What to produce: Print the whiskey review below in full, word for word.

Text passage:
## Begin

Thanks to /u/throwboats for the sample.
The word ‘Light’ really has been kicked around. It’s either some diet thing that didn’t learn from the 90s that diet things aren’t helpful in losing weight or some form of pop that has zero calories but doesn’t taste quite right.
So when I originally heard about High West 14 Light – Very Rare, I wasn’t wowed. Turns out that Light Whiskey is defined as a grain spirit distilled between 80-95% alcohol by volume. And since most is distilled to 94.5%, you’ve hit a level that most people call “vodka”. At that point you’ve stripped away everything but ethanol, and it’s that “everything but” that makes up the flavour.
Make your own jokes there about everything butt being flavour.
Scotch fans and Canadian whisky fans will identify that Light Whiskey is the same as grain whisky. They’ll also get on their immediate sides in the debate about blended whisky versus single malt, and the importance of selling blends in order to supply money to make single malts versus the fact that grain whisky takes a long time to pick up flavours.
So the idea behind High West 14 Light – Very Rare is that they found 100 barrels of said light whiskey at MGP. All of it was made from corn, and all of them were aged in second fill barrels.
So we’re at an odd moment here: This is rare. It’s rare because blended whiskies don’t exist in the US (apologies if it does, I am not cognizant of it EDIT: Turns out they do! And they are bottom shelf!). Let’s say it’s not happening often enough to warrant 14-year-old light whiskey being made. Also, it takes a long time to bring out flavour in these types of whiskies. So unless you happen to be one of those distilleries that hate money, you’re not really making this, because it has to sit longer than other bourbons.
On the other hand, it is not made for a reason. I typically avoid grain whiskies that are under 30 years old. But I’ve never had one from the US, so maybe they are different.
Also, I have to try everything or my hair and eyes turn white and my gnome powers go away. So let’s see how this tastes, shall we?

## End

Data supplied:
## Begin

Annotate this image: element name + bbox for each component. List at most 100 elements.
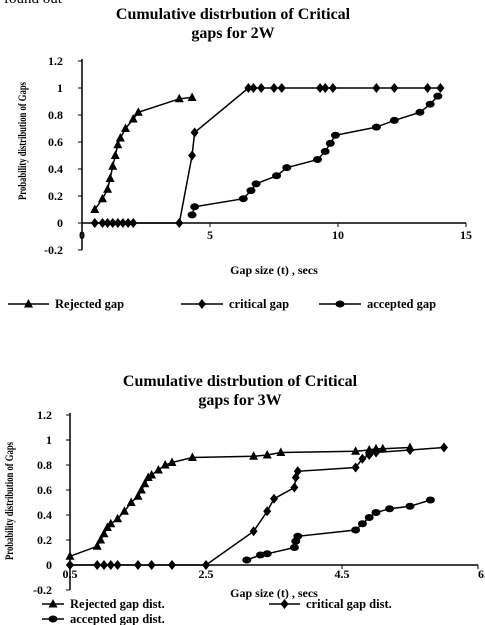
chart-1-x-tick-label: 5 (207, 228, 213, 242)
chart-1-legend-2-swatch-marker (198, 299, 206, 309)
chart-1-series-3-point-14 (415, 108, 425, 116)
chart-1-series-2-point-2 (98, 218, 107, 228)
chart-2-legend-3-swatch-marker (48, 615, 58, 623)
chart-1-series-3-point-15 (425, 100, 435, 108)
chart-1-series-1-point-9 (121, 123, 131, 132)
chart-2-legend-2-label: critical gap dist. (306, 597, 392, 611)
chart-1-series-2-point-23 (436, 83, 445, 93)
chart-2-series-2-point-12 (270, 493, 278, 504)
chart-2-series-1-point-2 (92, 541, 102, 550)
chart-1-x-tick-label: 10 (332, 228, 344, 242)
chart-2-series-3-point-1 (242, 556, 252, 564)
chart-2-series-1-point-7 (113, 513, 123, 523)
chart-2-series-2-point-20 (406, 445, 414, 455)
chart-2-series-3-point-2 (255, 551, 265, 559)
chart-1-legend-1-swatch-marker (24, 299, 33, 308)
chart-1-series-3-point-12 (371, 123, 381, 131)
chart-1-legend-2-label: critical gap (229, 297, 289, 311)
chart-1-series-2-point-12 (244, 83, 253, 93)
chart-2-x-tick-label: 2.5 (199, 567, 214, 581)
chart-1-series-2-point-9 (175, 218, 184, 228)
chart-1-y-axis-label: Probability distribution of Gaps (17, 82, 30, 200)
chart-1-legend-3-label: accepted gap (367, 297, 436, 311)
chart-1-series-3-point-5 (251, 180, 261, 188)
chart-1-series-2-point-16 (277, 83, 286, 93)
chart-1-series-3-point-3 (238, 195, 248, 203)
chart-2-y-tick-label: 0.6 (37, 483, 52, 497)
chart-2-series-1-point-19 (249, 451, 259, 460)
chart-1-series-1-point-1 (90, 204, 100, 213)
chart-2: Cumulative distrbution of Critical gaps f… (4, 373, 485, 625)
chart-1-series-2-point-19 (328, 83, 337, 93)
chart-1-series-1-point-8 (115, 132, 125, 142)
chart-1-y-tick-label: 0 (57, 216, 63, 230)
chart-1-series-3-line (191, 95, 439, 216)
chart-2-y-tick-label: -0.2 (33, 583, 52, 597)
chart-2-legend-1-label: Rejected gap dist. (70, 597, 165, 611)
chart-1-series-2-point-10 (188, 150, 197, 161)
chart-2-series-3-point-11 (385, 505, 395, 513)
chart-2-series-1-point-25 (378, 443, 388, 453)
chart-2-series-2-point-10 (249, 526, 258, 537)
chart-2-series-1-point-4 (99, 528, 109, 538)
chart-2-series-2-point-16 (351, 462, 360, 473)
chart-2-series-1-point-8 (119, 506, 129, 515)
chart-2-x-tick-label: 4.5 (335, 567, 350, 581)
chart-2-series-1-point-12 (140, 478, 150, 488)
chart-2-series-1-point-3 (96, 535, 106, 544)
chart-2-series-1-point-18 (187, 452, 197, 461)
chart-2-series-1-point-23 (364, 445, 374, 454)
chart-2-series-1-point-15 (153, 465, 163, 474)
chart-2-y-tick-label: 0.8 (37, 458, 52, 472)
chart-1-series-1-point-3 (103, 184, 113, 193)
page-text-fragment: found out (4, 0, 62, 8)
chart-2-series-2-point-5 (113, 560, 122, 570)
chart-1-y-tick-label: 0.8 (48, 108, 63, 122)
chart-1-title-line-2: gaps for 2W (191, 25, 274, 42)
chart-2-y-tick-label: 0 (46, 558, 52, 572)
chart-1-legend-3-swatch-marker (335, 300, 345, 308)
chart-1-series-1-point-11 (133, 107, 143, 116)
chart-2-series-2-point-4 (106, 560, 115, 570)
chart-2-series-1-point-22 (351, 446, 361, 455)
chart-2-series-2-point-9 (202, 560, 210, 570)
chart-2-series-1-point-1 (65, 551, 75, 560)
chart-2-series-3-point-7 (351, 526, 361, 534)
chart-2-title-line-1: Cumulative distrbution of Critical (123, 373, 358, 390)
chart-1-series-1-point-13 (187, 92, 197, 101)
chart-1-series-3-point-11 (330, 131, 340, 139)
chart-2-series-3-point-12 (405, 502, 415, 510)
chart-1-series-2-point-17 (316, 83, 325, 93)
chart-2-y-axis-label: Probability distribution of Gaps (4, 442, 17, 560)
chart-1-series-3-point-10 (325, 139, 335, 147)
chart-2-x-tick-label: 6. (478, 567, 485, 581)
chart-2-series-2-point-11 (263, 506, 272, 517)
chart-1-series-3-point-4 (246, 187, 256, 195)
chart-2-series-1-point-17 (167, 457, 177, 466)
chart-1-series-2-point-11 (190, 127, 199, 138)
chart-1-series-2-point-5 (113, 218, 122, 228)
chart-1-series-2-point-20 (372, 83, 381, 93)
chart-2-series-2-point-17 (358, 453, 367, 464)
chart-1-series-3-point-16 (433, 92, 443, 100)
chart-1-series-2-point-21 (390, 83, 399, 93)
chart-2-x-tick-label: 0.5 (63, 567, 78, 581)
chart-1-series-3-point-13 (389, 116, 399, 124)
chart-1-y-tick-label: 1 (57, 81, 63, 95)
chart-2-y-tick-label: 0.4 (37, 508, 52, 522)
chart-2-series-1-point-10 (133, 491, 143, 500)
chart-2-series-3-point-4 (289, 544, 299, 551)
chart-1-series-2-point-18 (321, 83, 330, 93)
chart-1-series-1-point-2 (97, 193, 107, 203)
chart-1-series-3-point-6 (272, 172, 282, 180)
chart-2-legend-3-label: accepted gap dist. (70, 612, 165, 625)
chart-2-legend-1-swatch-marker (48, 599, 58, 608)
chart-1-y-tick-label: 0.4 (48, 162, 63, 176)
chart-1-y-tick-label: 0.6 (48, 135, 63, 149)
chart-2-series-1-point-16 (160, 460, 170, 469)
chart-1-series-1-point-7 (113, 139, 123, 149)
chart-1-series-2-point-4 (108, 218, 117, 228)
chart-1-series-2-point-7 (124, 218, 133, 228)
chart-1-x-axis-label: Gap size (t) , secs (230, 263, 318, 277)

## End

Result:
Thanks to /u/throwboats for the sample.
The word ‘Light’ really has been kicked around. It’s either some diet thing that didn’t learn from the 90s that diet things aren’t helpful in losing weight or some form of pop that has zero calories but doesn’t taste quite right.
So when I originally heard about High West 14 Light – Very Rare, I wasn’t wowed. Turns out that Light Whiskey is defined as a grain spirit distilled between 80-95% alcohol by volume. And since most is distilled to 94.5%, you’ve hit a level that most people call “vodka”. At that point you’ve stripped away everything but ethanol, and it’s that “everything but” that makes up the flavour.
Make your own jokes there about everything butt being flavour.
Scotch fans and Canadian whisky fans will identify that Light Whiskey is the same as grain whisky. They’ll also get on their immediate sides in the debate about blended whisky versus single malt, and the importance of selling blends in order to supply money to make single malts versus the fact that grain whisky takes a long time to pick up flavours.
So the idea behind High West 14 Light – Very Rare is that they found 100 barrels of said light whiskey at MGP. All of it was made from corn, and all of them were aged in second fill barrels.
So we’re at an odd moment here: This is rare. It’s rare because blended whiskies don’t exist in the US (apologies if it does, I am not cognizant of it EDIT: Turns out they do! And they are bottom shelf!). Let’s say it’s not happening often enough to warrant 14-year-old light whiskey being made. Also, it takes a long time to bring out flavour in these types of whiskies. So unless you happen to be one of those distilleries that hate money, you’re not really making this, because it has to sit longer than other bourbons.
On the other hand, it is not made for a reason. I typically avoid grain whiskies that are under 30 years old. But I’ve never had one from the US, so maybe they are different.
Also, I have to try everything or my hair and eyes turn white and my gnome powers go away. So let’s see how this tastes, shall we?